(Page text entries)
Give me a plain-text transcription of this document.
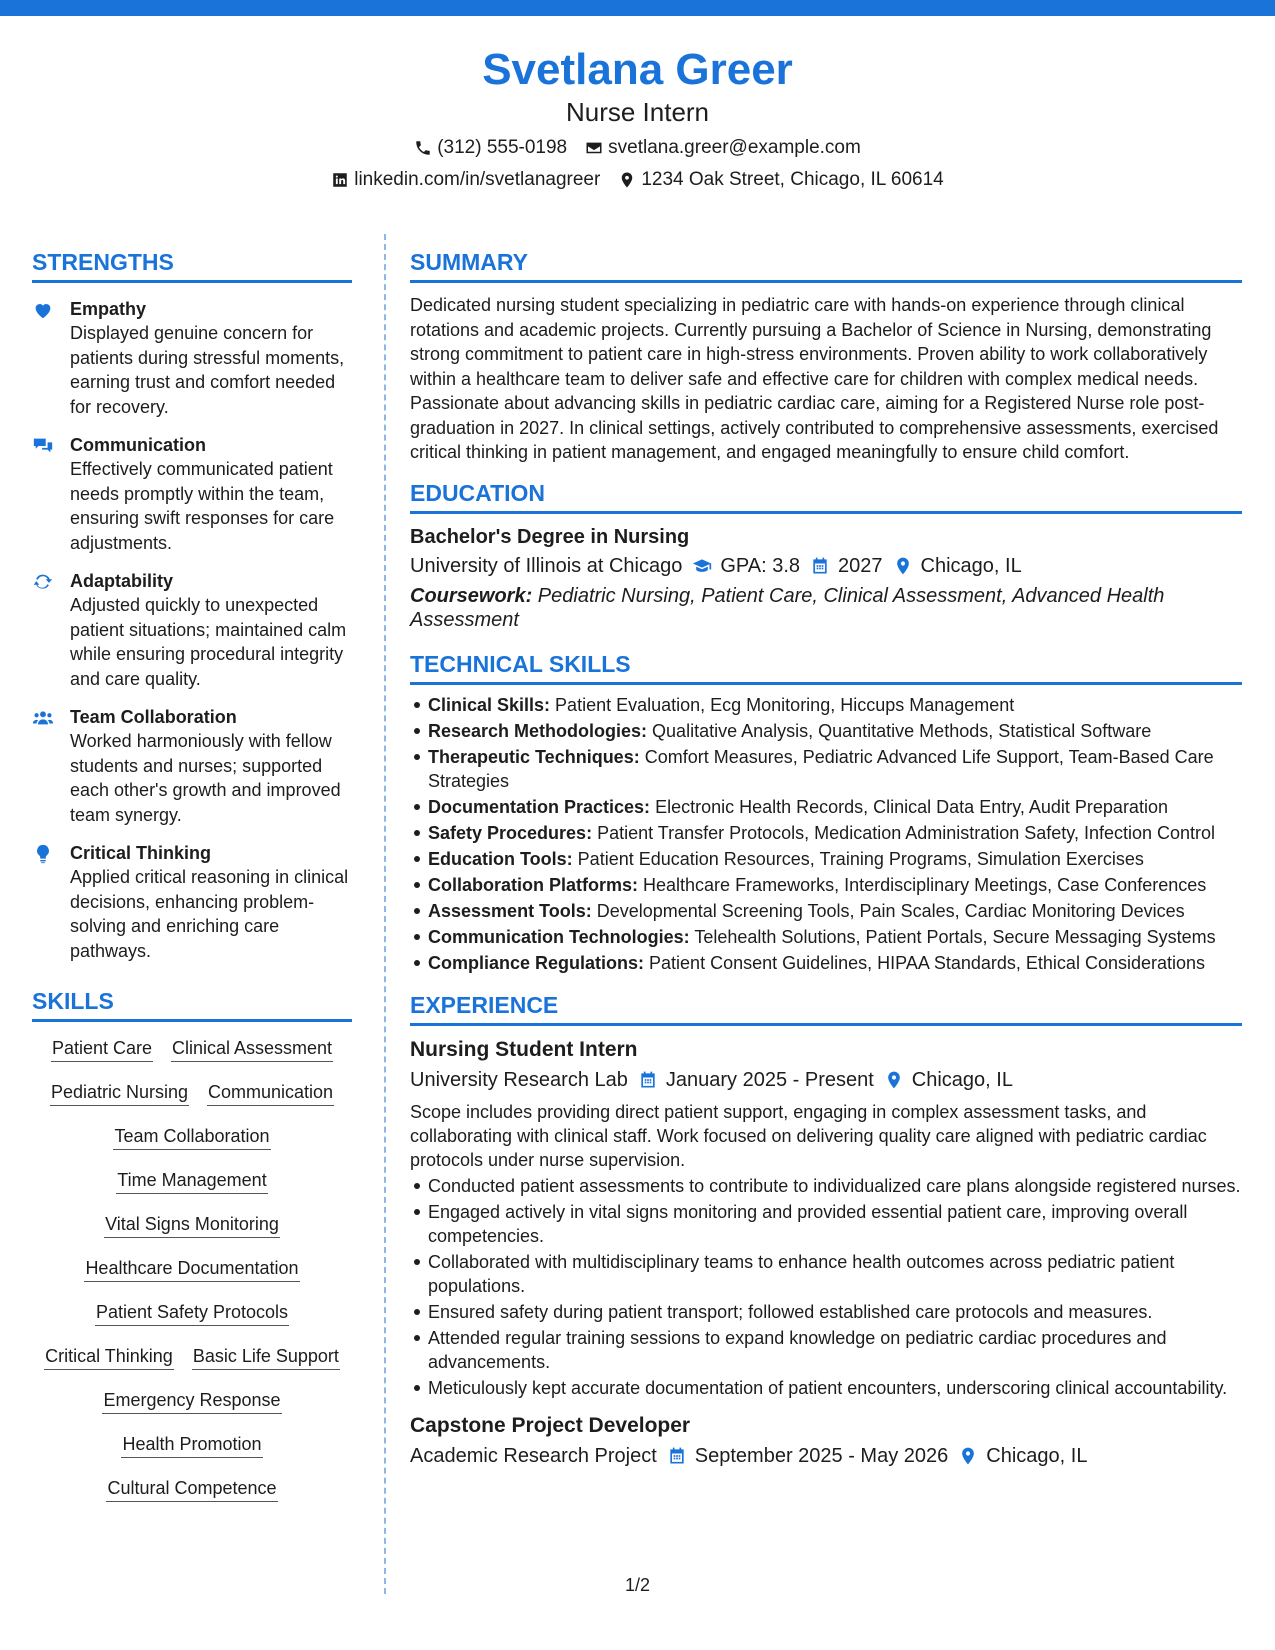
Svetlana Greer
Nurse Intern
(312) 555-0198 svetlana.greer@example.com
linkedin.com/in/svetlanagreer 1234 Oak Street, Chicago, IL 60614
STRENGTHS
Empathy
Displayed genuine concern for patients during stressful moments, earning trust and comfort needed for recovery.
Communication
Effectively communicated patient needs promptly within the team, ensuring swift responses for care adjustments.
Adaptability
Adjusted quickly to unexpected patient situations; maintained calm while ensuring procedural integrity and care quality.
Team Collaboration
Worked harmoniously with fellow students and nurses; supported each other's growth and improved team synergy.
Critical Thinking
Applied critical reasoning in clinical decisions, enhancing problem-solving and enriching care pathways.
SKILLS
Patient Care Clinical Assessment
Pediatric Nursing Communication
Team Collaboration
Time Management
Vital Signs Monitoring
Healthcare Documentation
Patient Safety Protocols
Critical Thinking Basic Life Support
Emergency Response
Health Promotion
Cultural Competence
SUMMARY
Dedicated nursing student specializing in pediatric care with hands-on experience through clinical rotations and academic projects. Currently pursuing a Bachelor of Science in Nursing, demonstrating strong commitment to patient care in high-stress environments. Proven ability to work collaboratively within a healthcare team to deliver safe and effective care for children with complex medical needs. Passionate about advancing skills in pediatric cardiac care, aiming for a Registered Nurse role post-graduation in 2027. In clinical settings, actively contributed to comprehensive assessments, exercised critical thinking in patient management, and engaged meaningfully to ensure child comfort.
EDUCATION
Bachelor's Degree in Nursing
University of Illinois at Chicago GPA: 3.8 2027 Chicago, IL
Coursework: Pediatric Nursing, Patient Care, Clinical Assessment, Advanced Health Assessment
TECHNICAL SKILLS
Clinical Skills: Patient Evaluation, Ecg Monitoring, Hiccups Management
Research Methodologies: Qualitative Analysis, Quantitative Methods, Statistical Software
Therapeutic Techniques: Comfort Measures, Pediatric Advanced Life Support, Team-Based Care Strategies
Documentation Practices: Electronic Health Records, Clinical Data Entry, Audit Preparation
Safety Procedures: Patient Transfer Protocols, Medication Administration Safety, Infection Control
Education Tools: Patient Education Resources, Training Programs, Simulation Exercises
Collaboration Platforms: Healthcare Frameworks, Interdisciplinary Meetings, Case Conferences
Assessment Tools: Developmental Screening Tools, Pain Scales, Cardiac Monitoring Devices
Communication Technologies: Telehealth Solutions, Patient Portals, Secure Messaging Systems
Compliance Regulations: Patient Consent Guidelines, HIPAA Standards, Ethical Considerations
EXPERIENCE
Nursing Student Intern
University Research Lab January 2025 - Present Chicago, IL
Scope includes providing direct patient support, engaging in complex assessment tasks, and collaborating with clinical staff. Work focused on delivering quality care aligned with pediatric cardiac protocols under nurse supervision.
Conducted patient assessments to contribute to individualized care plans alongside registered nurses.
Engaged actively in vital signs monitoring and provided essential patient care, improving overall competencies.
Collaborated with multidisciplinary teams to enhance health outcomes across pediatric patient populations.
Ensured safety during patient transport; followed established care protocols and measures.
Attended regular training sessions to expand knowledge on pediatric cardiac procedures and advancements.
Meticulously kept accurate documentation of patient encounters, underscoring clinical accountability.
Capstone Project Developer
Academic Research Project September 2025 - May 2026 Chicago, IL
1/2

• Problem requirements: What lines above hold the word "Communication"? List them all.

• Written solution:
Communication
Pediatric Nursing Communication
Communication Technologies: Telehealth Solutions, Patient Portals, Secure Messaging Systems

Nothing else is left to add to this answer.